(begin)

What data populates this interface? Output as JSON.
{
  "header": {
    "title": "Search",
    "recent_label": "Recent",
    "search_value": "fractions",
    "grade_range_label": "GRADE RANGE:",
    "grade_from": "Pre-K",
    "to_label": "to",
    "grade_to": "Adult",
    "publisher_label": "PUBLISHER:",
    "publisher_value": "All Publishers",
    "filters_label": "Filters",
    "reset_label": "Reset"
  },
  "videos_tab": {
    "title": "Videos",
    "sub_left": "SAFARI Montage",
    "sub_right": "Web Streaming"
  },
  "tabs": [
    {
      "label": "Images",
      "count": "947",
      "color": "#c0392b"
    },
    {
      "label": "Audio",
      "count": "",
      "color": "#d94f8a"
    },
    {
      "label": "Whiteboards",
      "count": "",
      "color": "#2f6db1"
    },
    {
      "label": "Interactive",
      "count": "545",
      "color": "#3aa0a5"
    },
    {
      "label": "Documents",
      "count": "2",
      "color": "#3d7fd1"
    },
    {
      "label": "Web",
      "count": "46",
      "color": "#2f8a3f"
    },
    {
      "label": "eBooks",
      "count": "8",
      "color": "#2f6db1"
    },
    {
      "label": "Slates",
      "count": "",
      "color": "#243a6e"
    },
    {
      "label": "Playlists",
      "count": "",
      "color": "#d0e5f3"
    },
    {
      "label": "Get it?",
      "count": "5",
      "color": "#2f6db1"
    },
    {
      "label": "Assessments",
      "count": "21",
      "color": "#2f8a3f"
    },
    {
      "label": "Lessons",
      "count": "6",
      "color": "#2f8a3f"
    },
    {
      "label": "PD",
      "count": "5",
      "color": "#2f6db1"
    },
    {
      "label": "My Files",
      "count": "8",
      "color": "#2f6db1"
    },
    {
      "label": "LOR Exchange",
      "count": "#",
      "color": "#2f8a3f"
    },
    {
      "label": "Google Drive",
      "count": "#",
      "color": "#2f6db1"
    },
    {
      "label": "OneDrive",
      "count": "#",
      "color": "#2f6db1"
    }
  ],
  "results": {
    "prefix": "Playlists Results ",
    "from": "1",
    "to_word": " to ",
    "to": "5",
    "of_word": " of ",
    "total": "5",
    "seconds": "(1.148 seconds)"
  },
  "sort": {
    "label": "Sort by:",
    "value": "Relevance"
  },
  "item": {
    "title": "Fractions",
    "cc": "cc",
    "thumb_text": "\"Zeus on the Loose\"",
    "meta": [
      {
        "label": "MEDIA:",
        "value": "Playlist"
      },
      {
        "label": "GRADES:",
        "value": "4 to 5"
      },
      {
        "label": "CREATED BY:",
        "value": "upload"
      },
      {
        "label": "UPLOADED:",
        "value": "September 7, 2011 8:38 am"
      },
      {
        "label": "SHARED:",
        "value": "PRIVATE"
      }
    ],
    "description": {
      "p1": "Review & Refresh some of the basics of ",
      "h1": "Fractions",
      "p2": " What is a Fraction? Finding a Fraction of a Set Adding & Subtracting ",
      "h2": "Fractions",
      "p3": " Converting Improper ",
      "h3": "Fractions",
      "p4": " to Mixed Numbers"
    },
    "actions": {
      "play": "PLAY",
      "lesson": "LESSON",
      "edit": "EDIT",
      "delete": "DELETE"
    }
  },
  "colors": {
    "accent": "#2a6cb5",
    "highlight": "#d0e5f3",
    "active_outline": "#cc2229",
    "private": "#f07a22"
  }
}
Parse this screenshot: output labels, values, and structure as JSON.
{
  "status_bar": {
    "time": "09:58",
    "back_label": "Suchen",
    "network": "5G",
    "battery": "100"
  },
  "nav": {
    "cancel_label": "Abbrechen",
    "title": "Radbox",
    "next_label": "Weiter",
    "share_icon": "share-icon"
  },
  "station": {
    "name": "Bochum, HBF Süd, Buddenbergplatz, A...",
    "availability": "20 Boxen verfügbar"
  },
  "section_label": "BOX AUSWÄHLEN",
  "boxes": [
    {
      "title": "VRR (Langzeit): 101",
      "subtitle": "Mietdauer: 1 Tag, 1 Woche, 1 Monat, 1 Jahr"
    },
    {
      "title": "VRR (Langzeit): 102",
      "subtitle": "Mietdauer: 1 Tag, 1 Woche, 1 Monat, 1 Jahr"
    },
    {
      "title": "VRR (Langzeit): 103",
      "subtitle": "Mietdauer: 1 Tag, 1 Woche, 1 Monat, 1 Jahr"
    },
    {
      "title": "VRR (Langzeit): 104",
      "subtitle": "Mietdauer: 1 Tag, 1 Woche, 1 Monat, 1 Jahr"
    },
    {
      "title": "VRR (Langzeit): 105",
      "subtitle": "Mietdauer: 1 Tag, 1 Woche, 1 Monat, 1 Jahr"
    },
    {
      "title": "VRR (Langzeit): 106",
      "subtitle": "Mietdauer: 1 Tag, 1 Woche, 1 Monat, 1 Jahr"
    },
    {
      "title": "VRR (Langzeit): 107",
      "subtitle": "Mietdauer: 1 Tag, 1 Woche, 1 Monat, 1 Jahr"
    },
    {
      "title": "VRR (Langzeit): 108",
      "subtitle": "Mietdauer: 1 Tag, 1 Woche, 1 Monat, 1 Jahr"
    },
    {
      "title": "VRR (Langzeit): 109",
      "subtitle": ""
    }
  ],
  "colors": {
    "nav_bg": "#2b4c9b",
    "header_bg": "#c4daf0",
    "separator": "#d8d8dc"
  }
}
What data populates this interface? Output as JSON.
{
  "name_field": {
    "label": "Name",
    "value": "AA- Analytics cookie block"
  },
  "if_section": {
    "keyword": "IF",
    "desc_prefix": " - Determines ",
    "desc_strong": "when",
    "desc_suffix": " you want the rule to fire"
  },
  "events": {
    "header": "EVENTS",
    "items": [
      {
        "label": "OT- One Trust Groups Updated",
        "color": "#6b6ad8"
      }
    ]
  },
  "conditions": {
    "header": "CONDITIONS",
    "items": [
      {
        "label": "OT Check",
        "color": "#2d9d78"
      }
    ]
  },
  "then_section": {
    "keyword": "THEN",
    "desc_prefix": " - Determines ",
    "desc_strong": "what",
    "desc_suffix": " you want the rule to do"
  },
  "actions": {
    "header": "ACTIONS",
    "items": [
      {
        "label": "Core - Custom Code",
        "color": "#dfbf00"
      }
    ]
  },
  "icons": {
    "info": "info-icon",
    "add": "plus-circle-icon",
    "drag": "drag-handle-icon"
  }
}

(end)

> Direction:
Say how many lines have the string "Langzeit" in them, offering no words beyond the number.

> Solution for this exercise:
9